Of all the lines in these entries, how many contain the string "this"? Give only that count.

> Input data:
▼▼▼

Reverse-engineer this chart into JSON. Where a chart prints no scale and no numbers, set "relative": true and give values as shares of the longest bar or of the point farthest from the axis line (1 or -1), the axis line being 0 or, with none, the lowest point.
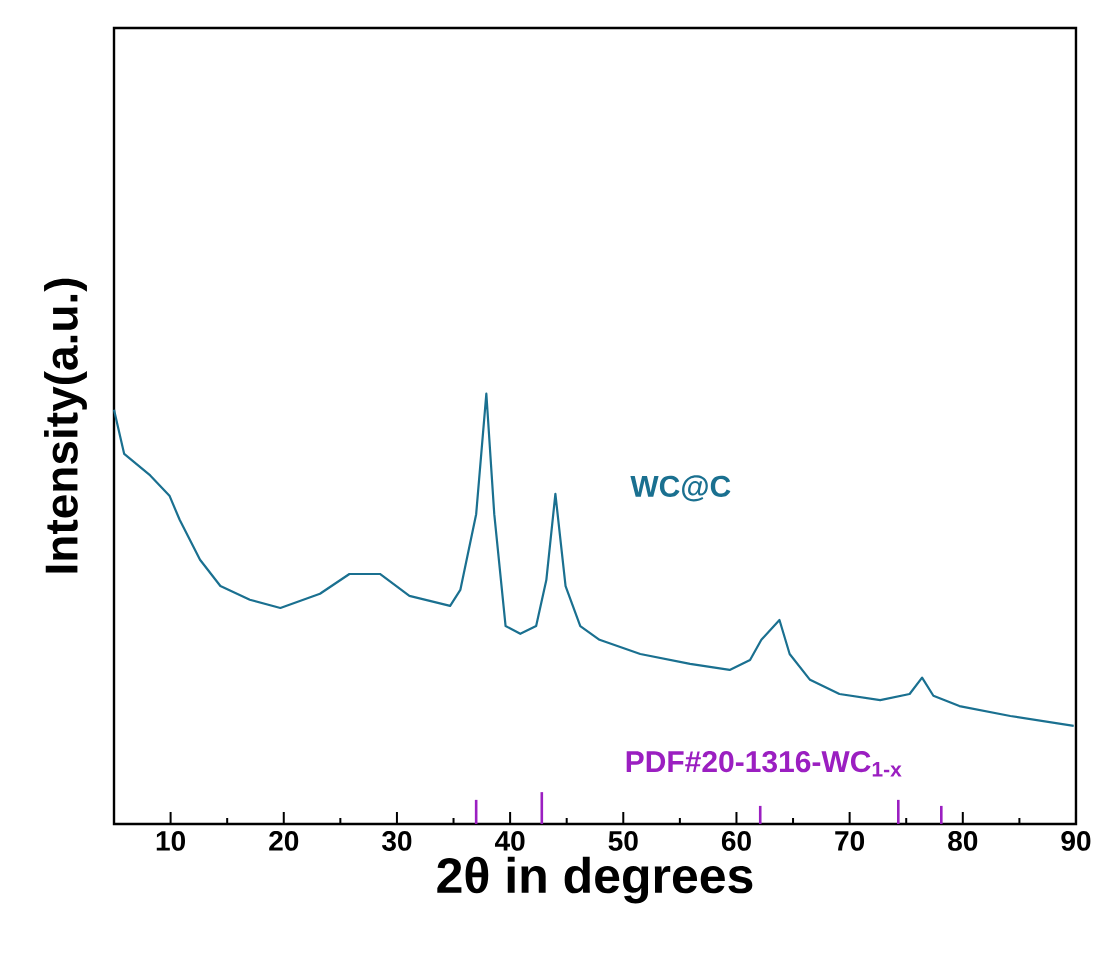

▲▲▲
▼▼▼

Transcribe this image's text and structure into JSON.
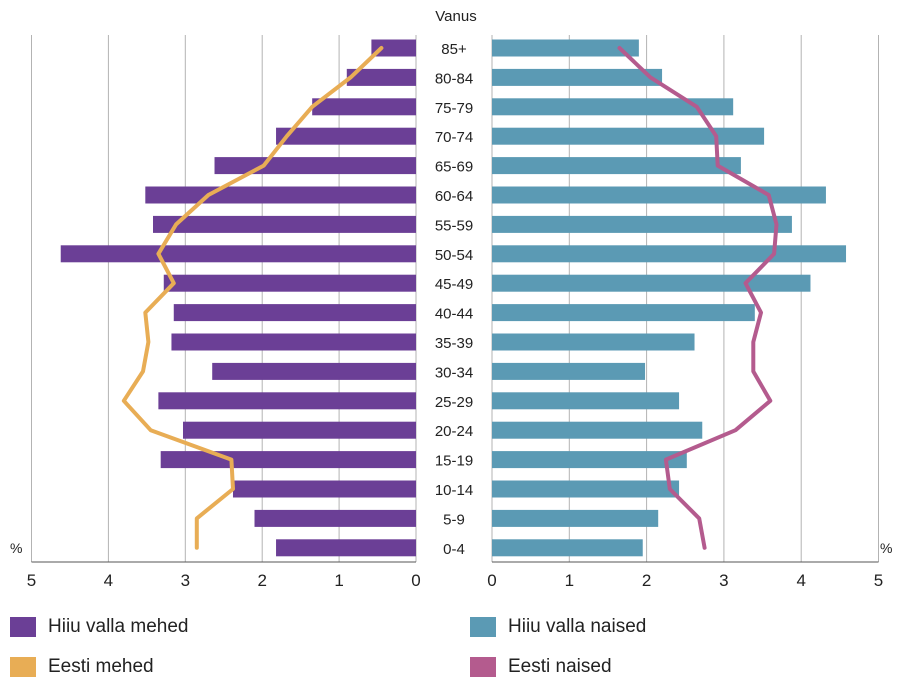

▲▲▲
▼▼▼

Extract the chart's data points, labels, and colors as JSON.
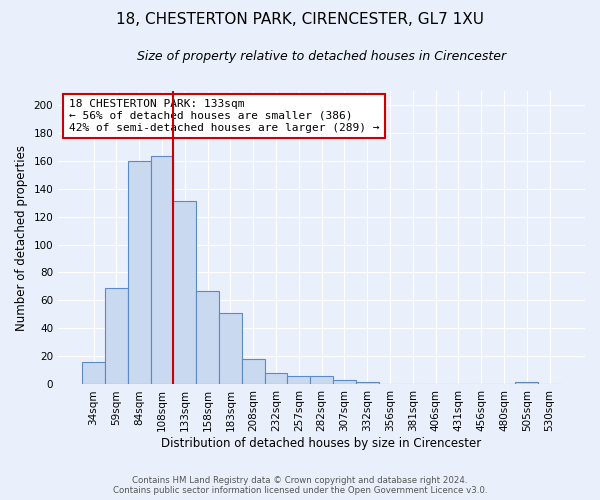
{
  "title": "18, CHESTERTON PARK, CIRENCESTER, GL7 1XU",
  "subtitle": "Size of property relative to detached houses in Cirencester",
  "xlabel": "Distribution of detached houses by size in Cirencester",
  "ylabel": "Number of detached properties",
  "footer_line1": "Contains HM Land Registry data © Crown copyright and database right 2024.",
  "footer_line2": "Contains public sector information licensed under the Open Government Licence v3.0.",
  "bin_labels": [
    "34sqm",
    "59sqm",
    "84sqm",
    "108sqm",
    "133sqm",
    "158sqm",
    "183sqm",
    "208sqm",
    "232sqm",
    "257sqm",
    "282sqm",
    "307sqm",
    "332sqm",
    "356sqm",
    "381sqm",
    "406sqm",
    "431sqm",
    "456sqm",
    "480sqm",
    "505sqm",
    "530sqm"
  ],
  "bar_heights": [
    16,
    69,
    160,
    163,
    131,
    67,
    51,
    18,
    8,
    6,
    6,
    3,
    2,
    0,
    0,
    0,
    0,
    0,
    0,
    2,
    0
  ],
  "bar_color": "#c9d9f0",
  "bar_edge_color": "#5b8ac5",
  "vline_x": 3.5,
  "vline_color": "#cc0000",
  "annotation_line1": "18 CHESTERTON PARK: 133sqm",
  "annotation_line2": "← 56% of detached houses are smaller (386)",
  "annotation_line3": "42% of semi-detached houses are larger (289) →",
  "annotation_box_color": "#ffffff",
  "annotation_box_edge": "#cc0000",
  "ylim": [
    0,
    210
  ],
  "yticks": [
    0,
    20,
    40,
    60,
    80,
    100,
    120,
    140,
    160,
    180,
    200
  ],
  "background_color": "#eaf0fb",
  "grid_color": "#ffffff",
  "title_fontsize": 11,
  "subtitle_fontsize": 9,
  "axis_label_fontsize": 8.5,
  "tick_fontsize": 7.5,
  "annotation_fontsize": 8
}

▲▲▲

> The response: 2